• _What you should do_
List every line in this data where the string "Growth" occurs.

Records from a dataset
______

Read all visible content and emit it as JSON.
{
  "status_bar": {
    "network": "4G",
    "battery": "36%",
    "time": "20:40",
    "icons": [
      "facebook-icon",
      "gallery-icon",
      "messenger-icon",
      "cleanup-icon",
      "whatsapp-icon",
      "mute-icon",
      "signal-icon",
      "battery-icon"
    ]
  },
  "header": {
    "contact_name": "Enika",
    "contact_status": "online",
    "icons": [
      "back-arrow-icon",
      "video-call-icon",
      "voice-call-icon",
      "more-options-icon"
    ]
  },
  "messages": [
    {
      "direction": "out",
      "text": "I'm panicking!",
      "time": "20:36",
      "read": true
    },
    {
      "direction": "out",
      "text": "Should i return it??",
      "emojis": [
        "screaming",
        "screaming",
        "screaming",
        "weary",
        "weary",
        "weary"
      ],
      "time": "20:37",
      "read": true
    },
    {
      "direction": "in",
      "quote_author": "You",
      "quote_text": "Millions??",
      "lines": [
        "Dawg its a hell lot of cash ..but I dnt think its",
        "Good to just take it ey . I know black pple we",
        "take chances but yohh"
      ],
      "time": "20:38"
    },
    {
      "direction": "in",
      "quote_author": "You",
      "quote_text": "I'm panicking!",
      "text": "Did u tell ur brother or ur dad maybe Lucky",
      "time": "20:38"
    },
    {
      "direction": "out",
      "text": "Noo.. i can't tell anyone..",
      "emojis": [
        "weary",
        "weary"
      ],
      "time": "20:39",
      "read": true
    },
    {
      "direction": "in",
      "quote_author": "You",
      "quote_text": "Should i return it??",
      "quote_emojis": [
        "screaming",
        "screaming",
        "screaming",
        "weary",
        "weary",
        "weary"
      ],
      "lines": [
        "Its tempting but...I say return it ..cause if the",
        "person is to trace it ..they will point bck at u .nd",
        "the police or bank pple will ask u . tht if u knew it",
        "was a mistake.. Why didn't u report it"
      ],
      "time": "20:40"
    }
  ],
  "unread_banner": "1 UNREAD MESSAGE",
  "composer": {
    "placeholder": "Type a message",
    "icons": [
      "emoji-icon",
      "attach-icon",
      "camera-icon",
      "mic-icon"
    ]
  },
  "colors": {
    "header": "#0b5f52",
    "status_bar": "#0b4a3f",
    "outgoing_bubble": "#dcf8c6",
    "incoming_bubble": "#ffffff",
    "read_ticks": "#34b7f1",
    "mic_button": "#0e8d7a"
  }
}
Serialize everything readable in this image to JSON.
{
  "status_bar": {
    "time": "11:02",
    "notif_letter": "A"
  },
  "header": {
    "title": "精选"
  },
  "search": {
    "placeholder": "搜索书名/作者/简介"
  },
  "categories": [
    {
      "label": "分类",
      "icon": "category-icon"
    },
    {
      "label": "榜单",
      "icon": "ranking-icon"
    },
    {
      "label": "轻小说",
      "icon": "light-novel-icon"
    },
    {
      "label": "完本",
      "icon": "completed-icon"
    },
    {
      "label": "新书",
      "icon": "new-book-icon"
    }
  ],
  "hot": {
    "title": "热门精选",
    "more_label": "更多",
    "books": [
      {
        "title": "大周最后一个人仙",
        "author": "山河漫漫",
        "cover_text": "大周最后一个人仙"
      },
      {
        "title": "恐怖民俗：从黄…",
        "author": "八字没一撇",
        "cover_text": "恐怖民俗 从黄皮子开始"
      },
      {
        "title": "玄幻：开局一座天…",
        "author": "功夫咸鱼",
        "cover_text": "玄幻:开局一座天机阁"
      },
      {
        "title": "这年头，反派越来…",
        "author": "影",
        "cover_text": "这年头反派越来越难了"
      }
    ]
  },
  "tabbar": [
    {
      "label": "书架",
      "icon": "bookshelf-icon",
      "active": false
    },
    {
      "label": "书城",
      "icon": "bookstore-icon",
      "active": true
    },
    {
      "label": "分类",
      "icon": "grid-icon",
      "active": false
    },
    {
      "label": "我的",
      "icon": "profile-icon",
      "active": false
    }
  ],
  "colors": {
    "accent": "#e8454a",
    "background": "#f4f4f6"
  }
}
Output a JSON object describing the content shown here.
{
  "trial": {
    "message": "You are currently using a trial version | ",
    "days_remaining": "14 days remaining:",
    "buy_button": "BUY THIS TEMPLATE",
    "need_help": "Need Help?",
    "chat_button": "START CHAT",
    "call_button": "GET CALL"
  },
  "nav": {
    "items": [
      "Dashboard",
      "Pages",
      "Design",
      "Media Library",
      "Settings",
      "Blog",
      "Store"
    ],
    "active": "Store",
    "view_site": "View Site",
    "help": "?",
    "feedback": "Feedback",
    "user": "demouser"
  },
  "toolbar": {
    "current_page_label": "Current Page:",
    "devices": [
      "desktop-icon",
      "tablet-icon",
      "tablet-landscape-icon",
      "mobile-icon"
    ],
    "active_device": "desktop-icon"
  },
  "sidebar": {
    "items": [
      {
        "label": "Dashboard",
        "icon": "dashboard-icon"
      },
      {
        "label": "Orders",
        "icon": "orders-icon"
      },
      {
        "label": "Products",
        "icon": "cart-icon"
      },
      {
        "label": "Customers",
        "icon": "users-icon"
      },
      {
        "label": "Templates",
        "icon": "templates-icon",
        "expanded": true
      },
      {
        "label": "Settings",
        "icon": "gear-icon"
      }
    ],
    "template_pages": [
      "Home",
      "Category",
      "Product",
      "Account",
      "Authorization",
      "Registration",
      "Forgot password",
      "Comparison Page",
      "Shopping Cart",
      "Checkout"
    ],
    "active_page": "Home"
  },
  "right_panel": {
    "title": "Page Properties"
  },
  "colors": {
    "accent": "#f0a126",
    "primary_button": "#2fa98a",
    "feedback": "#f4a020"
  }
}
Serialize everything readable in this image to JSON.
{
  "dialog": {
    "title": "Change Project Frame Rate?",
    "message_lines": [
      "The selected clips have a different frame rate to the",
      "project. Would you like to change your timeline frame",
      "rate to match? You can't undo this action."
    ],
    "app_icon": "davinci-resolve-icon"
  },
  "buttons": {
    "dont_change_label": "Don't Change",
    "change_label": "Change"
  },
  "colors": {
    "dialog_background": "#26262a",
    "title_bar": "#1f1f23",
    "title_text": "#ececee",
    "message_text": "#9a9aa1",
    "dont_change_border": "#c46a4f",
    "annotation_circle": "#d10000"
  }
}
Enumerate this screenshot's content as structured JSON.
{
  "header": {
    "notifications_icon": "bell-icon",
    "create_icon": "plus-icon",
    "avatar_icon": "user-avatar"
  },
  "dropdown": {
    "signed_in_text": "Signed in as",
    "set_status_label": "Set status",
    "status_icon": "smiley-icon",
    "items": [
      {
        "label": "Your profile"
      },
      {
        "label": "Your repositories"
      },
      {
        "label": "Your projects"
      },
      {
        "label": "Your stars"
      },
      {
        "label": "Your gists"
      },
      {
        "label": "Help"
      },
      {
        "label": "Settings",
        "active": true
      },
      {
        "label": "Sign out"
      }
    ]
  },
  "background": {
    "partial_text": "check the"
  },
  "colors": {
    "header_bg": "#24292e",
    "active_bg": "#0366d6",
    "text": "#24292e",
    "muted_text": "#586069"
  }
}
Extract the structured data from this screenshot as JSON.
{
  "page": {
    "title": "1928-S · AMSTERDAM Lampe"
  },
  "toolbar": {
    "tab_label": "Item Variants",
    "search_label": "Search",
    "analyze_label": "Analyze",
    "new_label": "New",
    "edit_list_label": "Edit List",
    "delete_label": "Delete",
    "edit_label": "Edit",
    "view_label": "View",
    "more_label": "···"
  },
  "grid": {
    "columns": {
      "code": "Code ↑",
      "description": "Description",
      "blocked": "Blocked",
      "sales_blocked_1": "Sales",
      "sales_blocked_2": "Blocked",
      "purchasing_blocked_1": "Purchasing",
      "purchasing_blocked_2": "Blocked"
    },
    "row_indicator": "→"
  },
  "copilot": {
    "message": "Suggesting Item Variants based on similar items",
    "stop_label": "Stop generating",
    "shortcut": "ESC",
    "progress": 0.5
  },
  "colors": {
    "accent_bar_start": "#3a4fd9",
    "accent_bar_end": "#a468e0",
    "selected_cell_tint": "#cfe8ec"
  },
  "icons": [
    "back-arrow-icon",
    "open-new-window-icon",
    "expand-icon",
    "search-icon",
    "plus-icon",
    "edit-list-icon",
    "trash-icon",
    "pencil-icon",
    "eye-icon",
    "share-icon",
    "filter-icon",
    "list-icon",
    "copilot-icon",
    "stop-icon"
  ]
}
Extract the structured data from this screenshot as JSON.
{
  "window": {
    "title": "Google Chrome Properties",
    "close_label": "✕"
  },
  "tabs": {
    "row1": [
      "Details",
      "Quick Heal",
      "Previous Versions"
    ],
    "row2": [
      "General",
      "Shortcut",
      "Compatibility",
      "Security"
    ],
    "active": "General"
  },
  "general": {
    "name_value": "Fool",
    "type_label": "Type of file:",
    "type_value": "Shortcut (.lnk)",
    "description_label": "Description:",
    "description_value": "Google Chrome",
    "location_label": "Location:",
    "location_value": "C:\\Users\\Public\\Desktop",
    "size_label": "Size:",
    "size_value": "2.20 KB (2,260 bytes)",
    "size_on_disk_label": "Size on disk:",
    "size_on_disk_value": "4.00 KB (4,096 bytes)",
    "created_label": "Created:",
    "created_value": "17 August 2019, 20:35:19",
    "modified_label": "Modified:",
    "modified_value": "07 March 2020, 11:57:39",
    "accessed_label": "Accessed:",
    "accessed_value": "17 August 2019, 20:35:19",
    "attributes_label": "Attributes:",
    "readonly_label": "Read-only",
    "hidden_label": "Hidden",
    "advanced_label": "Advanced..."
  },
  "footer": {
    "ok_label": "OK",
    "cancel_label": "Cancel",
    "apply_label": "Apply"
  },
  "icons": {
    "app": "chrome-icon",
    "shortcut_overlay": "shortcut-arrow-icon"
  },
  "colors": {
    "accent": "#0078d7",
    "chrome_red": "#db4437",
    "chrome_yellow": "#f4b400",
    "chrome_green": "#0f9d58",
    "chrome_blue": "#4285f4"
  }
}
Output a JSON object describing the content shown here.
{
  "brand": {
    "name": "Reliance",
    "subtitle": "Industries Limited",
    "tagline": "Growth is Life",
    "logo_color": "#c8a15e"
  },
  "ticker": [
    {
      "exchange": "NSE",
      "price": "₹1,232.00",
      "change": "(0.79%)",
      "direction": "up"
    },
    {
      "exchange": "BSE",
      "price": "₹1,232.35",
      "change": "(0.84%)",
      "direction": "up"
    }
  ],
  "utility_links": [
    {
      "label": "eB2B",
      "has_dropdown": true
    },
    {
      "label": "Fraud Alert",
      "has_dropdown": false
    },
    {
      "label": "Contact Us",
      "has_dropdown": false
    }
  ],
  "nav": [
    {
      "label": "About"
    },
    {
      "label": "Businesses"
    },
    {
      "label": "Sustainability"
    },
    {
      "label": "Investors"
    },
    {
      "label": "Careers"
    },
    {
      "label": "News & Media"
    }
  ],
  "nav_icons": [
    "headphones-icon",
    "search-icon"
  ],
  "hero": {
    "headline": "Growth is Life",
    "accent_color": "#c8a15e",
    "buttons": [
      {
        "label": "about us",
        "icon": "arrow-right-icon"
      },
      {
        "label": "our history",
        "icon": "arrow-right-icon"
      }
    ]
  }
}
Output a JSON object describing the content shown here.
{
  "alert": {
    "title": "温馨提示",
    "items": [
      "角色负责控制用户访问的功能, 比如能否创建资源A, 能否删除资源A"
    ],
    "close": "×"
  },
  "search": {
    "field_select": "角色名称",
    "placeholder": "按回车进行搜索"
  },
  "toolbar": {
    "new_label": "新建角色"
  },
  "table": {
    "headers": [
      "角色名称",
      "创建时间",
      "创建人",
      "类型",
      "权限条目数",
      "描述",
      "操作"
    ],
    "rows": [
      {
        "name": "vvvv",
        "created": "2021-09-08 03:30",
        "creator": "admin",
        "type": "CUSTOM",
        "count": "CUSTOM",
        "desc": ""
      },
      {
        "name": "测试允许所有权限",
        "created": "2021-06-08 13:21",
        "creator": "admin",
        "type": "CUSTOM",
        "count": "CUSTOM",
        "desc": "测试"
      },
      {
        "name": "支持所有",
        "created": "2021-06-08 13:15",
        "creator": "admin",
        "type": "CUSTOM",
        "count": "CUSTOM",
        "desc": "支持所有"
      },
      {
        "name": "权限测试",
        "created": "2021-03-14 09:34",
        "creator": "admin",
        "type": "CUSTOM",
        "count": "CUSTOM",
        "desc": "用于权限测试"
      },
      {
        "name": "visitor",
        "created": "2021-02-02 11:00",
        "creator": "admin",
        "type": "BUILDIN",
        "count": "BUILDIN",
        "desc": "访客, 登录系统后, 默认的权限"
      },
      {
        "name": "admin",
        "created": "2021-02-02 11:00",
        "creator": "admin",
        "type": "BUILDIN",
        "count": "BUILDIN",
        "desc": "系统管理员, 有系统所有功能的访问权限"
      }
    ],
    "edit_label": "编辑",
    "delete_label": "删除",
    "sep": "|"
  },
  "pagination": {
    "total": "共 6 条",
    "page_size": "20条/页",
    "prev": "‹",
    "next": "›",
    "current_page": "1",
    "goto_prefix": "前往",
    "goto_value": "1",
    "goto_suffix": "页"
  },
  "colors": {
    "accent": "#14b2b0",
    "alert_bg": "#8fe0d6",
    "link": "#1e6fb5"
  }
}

______

• _Worked solution_
    "tagline": "Growth is Life",
    "headline": "Growth is Life",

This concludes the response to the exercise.